--- start Dataset extract ---

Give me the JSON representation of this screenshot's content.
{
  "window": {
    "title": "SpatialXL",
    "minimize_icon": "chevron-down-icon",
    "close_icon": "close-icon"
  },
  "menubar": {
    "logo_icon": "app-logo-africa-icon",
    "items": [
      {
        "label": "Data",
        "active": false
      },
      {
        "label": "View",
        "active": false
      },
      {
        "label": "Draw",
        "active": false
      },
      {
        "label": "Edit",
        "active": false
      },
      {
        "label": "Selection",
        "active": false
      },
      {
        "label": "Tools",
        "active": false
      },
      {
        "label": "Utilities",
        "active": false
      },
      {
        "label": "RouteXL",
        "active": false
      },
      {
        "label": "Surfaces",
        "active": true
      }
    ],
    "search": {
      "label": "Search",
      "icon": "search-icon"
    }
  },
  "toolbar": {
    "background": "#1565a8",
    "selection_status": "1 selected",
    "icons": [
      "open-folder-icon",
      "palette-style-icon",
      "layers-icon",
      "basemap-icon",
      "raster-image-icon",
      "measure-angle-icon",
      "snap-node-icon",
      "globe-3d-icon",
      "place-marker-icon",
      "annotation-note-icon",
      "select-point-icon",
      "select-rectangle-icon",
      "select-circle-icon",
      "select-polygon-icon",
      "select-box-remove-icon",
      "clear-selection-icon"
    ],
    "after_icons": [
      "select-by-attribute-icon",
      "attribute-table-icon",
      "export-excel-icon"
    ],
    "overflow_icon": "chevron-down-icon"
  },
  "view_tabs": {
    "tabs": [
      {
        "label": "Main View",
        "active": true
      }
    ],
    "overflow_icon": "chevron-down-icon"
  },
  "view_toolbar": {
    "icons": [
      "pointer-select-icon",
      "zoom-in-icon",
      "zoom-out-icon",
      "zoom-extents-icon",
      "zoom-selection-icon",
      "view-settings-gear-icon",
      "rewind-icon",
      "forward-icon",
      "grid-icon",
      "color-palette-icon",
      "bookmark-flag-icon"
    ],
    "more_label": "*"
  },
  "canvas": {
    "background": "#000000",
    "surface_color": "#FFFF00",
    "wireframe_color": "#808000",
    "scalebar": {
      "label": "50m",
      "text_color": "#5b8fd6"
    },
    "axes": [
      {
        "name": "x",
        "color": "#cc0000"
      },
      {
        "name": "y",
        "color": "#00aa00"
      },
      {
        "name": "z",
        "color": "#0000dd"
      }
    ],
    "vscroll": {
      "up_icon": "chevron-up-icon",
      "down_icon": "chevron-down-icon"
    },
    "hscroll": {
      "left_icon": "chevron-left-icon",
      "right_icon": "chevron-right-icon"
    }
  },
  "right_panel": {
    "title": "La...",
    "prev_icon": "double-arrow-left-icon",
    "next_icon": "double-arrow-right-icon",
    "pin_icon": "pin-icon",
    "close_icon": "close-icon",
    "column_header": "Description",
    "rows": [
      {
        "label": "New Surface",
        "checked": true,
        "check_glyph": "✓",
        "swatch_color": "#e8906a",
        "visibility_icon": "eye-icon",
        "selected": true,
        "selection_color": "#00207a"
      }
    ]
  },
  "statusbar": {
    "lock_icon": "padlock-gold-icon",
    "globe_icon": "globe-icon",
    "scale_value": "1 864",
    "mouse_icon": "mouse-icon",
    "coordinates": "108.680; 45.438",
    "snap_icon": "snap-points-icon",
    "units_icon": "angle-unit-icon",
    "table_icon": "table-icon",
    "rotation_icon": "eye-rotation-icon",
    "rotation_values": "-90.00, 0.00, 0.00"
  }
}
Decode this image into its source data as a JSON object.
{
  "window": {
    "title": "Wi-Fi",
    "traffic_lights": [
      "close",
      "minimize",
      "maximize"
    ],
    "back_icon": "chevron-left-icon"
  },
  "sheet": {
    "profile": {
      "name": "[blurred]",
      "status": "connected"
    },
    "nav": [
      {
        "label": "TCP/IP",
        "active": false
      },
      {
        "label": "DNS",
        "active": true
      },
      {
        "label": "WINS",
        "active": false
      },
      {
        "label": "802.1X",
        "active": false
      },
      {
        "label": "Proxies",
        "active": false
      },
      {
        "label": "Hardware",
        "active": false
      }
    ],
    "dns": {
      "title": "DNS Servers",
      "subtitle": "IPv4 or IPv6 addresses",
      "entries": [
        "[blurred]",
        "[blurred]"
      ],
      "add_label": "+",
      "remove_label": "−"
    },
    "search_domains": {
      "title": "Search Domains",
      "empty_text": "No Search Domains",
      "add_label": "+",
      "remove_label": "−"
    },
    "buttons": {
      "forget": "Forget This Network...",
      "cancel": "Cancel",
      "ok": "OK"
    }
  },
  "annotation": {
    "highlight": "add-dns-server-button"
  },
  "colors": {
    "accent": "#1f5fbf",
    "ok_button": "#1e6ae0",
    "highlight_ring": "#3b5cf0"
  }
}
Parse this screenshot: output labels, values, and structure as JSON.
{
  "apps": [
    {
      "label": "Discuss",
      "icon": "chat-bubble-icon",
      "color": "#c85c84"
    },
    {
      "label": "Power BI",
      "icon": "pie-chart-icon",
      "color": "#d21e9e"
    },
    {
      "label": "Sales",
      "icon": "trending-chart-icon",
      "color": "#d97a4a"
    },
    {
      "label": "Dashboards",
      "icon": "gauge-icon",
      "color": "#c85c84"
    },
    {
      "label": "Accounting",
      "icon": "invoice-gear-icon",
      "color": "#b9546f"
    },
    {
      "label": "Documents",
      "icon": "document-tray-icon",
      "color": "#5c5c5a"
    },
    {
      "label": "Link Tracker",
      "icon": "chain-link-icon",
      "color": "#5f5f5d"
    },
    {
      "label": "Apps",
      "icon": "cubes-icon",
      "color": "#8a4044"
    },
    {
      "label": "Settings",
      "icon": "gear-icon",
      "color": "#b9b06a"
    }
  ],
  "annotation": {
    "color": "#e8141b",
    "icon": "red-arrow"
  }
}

--- end Dataset extract ---

*What is expected*
Print out the whole listing exactly as it appears.

*Solution for this exercise*
Give me the JSON representation of this screenshot's content.
{
  "window": {
    "title": "SpatialXL",
    "minimize_icon": "chevron-down-icon",
    "close_icon": "close-icon"
  },
  "menubar": {
    "logo_icon": "app-logo-africa-icon",
    "items": [
      {
        "label": "Data",
        "active": false
      },
      {
        "label": "View",
        "active": false
      },
      {
        "label": "Draw",
        "active": false
      },
      {
        "label": "Edit",
        "active": false
      },
      {
        "label": "Selection",
        "active": false
      },
      {
        "label": "Tools",
        "active": false
      },
      {
        "label": "Utilities",
        "active": false
      },
      {
        "label": "RouteXL",
        "active": false
      },
      {
        "label": "Surfaces",
        "active": true
      }
    ],
    "search": {
      "label": "Search",
      "icon": "search-icon"
    }
  },
  "toolbar": {
    "background": "#1565a8",
    "selection_status": "1 selected",
    "icons": [
      "open-folder-icon",
      "palette-style-icon",
      "layers-icon",
      "basemap-icon",
      "raster-image-icon",
      "measure-angle-icon",
      "snap-node-icon",
      "globe-3d-icon",
      "place-marker-icon",
      "annotation-note-icon",
      "select-point-icon",
      "select-rectangle-icon",
      "select-circle-icon",
      "select-polygon-icon",
      "select-box-remove-icon",
      "clear-selection-icon"
    ],
    "after_icons": [
      "select-by-attribute-icon",
      "attribute-table-icon",
      "export-excel-icon"
    ],
    "overflow_icon": "chevron-down-icon"
  },
  "view_tabs": {
    "tabs": [
      {
        "label": "Main View",
        "active": true
      }
    ],
    "overflow_icon": "chevron-down-icon"
  },
  "view_toolbar": {
    "icons": [
      "pointer-select-icon",
      "zoom-in-icon",
      "zoom-out-icon",
      "zoom-extents-icon",
      "zoom-selection-icon",
      "view-settings-gear-icon",
      "rewind-icon",
      "forward-icon",
      "grid-icon",
      "color-palette-icon",
      "bookmark-flag-icon"
    ],
    "more_label": "*"
  },
  "canvas": {
    "background": "#000000",
    "surface_color": "#FFFF00",
    "wireframe_color": "#808000",
    "scalebar": {
      "label": "50m",
      "text_color": "#5b8fd6"
    },
    "axes": [
      {
        "name": "x",
        "color": "#cc0000"
      },
      {
        "name": "y",
        "color": "#00aa00"
      },
      {
        "name": "z",
        "color": "#0000dd"
      }
    ],
    "vscroll": {
      "up_icon": "chevron-up-icon",
      "down_icon": "chevron-down-icon"
    },
    "hscroll": {
      "left_icon": "chevron-left-icon",
      "right_icon": "chevron-right-icon"
    }
  },
  "right_panel": {
    "title": "La...",
    "prev_icon": "double-arrow-left-icon",
    "next_icon": "double-arrow-right-icon",
    "pin_icon": "pin-icon",
    "close_icon": "close-icon",
    "column_header": "Description",
    "rows": [
      {
        "label": "New Surface",
        "checked": true,
        "check_glyph": "✓",
        "swatch_color": "#e8906a",
        "visibility_icon": "eye-icon",
        "selected": true,
        "selection_color": "#00207a"
      }
    ]
  },
  "statusbar": {
    "lock_icon": "padlock-gold-icon",
    "globe_icon": "globe-icon",
    "scale_value": "1 864",
    "mouse_icon": "mouse-icon",
    "coordinates": "108.680; 45.438",
    "snap_icon": "snap-points-icon",
    "units_icon": "angle-unit-icon",
    "table_icon": "table-icon",
    "rotation_icon": "eye-rotation-icon",
    "rotation_values": "-90.00, 0.00, 0.00"
  }
}
Decode this image into its source data as a JSON object.
{
  "window": {
    "title": "Wi-Fi",
    "traffic_lights": [
      "close",
      "minimize",
      "maximize"
    ],
    "back_icon": "chevron-left-icon"
  },
  "sheet": {
    "profile": {
      "name": "[blurred]",
      "status": "connected"
    },
    "nav": [
      {
        "label": "TCP/IP",
        "active": false
      },
      {
        "label": "DNS",
        "active": true
      },
      {
        "label": "WINS",
        "active": false
      },
      {
        "label": "802.1X",
        "active": false
      },
      {
        "label": "Proxies",
        "active": false
      },
      {
        "label": "Hardware",
        "active": false
      }
    ],
    "dns": {
      "title": "DNS Servers",
      "subtitle": "IPv4 or IPv6 addresses",
      "entries": [
        "[blurred]",
        "[blurred]"
      ],
      "add_label": "+",
      "remove_label": "−"
    },
    "search_domains": {
      "title": "Search Domains",
      "empty_text": "No Search Domains",
      "add_label": "+",
      "remove_label": "−"
    },
    "buttons": {
      "forget": "Forget This Network...",
      "cancel": "Cancel",
      "ok": "OK"
    }
  },
  "annotation": {
    "highlight": "add-dns-server-button"
  },
  "colors": {
    "accent": "#1f5fbf",
    "ok_button": "#1e6ae0",
    "highlight_ring": "#3b5cf0"
  }
}
Parse this screenshot: output labels, values, and structure as JSON.
{
  "apps": [
    {
      "label": "Discuss",
      "icon": "chat-bubble-icon",
      "color": "#c85c84"
    },
    {
      "label": "Power BI",
      "icon": "pie-chart-icon",
      "color": "#d21e9e"
    },
    {
      "label": "Sales",
      "icon": "trending-chart-icon",
      "color": "#d97a4a"
    },
    {
      "label": "Dashboards",
      "icon": "gauge-icon",
      "color": "#c85c84"
    },
    {
      "label": "Accounting",
      "icon": "invoice-gear-icon",
      "color": "#b9546f"
    },
    {
      "label": "Documents",
      "icon": "document-tray-icon",
      "color": "#5c5c5a"
    },
    {
      "label": "Link Tracker",
      "icon": "chain-link-icon",
      "color": "#5f5f5d"
    },
    {
      "label": "Apps",
      "icon": "cubes-icon",
      "color": "#8a4044"
    },
    {
      "label": "Settings",
      "icon": "gear-icon",
      "color": "#b9b06a"
    }
  ],
  "annotation": {
    "color": "#e8141b",
    "icon": "red-arrow"
  }
}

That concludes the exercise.